**SET PROBLEM**
Pick every line from the data that holds the word "Expenses".

**Collected data**
◇ ◇ ◇ ◇
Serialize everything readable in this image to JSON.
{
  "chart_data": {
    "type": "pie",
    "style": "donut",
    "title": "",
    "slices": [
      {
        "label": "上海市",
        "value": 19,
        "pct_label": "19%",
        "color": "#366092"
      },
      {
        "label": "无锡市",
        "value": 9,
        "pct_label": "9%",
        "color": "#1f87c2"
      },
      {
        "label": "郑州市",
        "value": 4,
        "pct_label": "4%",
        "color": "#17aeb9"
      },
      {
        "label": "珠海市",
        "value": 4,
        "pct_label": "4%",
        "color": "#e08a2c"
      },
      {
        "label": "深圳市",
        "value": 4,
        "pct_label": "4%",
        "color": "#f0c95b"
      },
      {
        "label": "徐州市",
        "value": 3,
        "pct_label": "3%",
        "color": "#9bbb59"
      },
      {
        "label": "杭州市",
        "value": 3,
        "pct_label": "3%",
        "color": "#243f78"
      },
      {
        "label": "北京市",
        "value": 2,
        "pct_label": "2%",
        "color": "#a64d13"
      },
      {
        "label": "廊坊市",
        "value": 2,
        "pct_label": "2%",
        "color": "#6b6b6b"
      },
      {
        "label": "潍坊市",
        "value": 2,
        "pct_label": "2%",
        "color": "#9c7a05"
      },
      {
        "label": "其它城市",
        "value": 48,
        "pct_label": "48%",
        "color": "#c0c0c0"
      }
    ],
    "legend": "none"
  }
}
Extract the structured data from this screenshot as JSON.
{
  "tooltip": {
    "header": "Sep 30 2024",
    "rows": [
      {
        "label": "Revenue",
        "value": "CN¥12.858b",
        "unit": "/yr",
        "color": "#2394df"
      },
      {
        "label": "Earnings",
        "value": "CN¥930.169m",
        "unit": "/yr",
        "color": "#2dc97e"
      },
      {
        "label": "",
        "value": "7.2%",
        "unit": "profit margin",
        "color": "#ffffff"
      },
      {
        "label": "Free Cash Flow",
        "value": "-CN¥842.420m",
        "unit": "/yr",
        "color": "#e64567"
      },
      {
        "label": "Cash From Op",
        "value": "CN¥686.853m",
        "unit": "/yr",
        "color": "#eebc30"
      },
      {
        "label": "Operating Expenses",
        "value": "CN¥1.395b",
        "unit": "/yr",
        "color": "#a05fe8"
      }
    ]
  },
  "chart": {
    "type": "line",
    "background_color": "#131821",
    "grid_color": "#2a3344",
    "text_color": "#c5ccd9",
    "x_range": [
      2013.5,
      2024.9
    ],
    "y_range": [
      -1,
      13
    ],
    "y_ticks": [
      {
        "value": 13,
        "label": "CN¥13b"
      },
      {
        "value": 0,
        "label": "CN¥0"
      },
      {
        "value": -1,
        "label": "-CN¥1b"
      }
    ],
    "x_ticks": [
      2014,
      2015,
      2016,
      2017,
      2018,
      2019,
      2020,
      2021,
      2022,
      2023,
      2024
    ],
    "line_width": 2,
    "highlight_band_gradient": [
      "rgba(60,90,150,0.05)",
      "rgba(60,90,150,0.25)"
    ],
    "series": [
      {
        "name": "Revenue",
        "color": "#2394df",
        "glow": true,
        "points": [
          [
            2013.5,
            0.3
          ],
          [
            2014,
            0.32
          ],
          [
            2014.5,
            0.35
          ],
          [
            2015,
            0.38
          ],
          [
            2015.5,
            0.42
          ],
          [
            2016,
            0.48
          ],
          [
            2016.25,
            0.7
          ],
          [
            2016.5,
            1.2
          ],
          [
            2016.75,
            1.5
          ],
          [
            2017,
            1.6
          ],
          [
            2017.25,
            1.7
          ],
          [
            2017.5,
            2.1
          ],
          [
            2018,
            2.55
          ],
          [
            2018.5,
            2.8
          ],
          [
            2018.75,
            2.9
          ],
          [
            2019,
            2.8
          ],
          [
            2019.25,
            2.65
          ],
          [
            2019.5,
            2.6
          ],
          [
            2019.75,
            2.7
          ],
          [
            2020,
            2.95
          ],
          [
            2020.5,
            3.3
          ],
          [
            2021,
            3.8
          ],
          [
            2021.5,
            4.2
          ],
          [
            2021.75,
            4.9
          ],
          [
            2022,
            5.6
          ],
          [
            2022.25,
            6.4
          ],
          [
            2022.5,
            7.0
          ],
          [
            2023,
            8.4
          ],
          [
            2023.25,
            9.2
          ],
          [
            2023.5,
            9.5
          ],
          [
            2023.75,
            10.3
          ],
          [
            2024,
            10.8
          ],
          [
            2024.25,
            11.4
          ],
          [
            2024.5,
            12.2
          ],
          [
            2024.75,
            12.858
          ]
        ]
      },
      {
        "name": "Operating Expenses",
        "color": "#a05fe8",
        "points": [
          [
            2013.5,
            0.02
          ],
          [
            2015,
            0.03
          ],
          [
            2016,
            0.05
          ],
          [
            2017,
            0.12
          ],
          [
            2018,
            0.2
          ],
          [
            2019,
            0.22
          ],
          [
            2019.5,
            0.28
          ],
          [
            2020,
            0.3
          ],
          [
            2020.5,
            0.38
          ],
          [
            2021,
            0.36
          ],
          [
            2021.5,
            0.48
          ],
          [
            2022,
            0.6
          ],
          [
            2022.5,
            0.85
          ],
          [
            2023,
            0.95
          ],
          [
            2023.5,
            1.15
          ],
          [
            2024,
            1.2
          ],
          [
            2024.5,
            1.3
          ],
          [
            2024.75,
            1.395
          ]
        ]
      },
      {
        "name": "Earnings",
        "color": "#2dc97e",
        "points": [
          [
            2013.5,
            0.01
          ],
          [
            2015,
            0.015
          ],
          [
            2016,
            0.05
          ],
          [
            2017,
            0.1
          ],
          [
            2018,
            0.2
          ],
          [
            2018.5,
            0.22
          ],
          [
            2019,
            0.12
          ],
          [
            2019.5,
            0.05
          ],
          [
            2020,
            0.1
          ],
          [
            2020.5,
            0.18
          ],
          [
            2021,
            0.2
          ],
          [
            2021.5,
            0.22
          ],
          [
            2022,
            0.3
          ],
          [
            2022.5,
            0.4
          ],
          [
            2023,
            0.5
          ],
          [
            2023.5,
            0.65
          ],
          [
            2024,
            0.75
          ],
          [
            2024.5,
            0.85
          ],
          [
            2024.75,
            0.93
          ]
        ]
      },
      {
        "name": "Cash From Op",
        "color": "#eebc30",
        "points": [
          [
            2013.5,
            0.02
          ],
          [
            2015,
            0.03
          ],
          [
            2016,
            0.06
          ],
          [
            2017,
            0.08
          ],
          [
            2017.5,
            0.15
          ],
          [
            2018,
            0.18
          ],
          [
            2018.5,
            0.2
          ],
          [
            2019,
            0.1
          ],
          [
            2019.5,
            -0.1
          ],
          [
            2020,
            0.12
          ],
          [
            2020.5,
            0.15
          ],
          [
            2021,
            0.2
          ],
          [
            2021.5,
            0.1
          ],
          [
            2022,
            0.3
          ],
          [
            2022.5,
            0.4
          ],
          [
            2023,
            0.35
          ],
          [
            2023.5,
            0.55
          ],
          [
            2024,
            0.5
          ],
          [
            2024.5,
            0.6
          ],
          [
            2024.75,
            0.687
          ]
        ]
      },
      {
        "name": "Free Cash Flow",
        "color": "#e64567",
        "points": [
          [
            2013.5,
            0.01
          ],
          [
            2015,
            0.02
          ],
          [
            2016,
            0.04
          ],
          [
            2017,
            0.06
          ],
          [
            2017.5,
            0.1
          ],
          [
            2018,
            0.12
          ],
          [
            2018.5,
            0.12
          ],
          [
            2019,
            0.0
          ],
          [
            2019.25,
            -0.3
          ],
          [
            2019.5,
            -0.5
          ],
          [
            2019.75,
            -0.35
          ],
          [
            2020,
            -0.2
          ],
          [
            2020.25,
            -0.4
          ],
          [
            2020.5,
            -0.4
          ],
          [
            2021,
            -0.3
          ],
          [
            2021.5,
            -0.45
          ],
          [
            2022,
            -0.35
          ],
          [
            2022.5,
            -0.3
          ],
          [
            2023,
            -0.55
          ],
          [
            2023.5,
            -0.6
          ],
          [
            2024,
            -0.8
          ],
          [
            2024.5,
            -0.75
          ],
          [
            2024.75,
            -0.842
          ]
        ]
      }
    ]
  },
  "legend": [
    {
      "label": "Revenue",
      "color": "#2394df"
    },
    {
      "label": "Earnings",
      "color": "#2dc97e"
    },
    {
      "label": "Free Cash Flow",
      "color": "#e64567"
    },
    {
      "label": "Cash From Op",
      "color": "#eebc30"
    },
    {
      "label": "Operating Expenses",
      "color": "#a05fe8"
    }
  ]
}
◇ ◇ ◇ ◇
**EXPECTED OUTPUT**
        "label": "Operating Expenses",
        "name": "Operating Expenses",
      "label": "Operating Expenses",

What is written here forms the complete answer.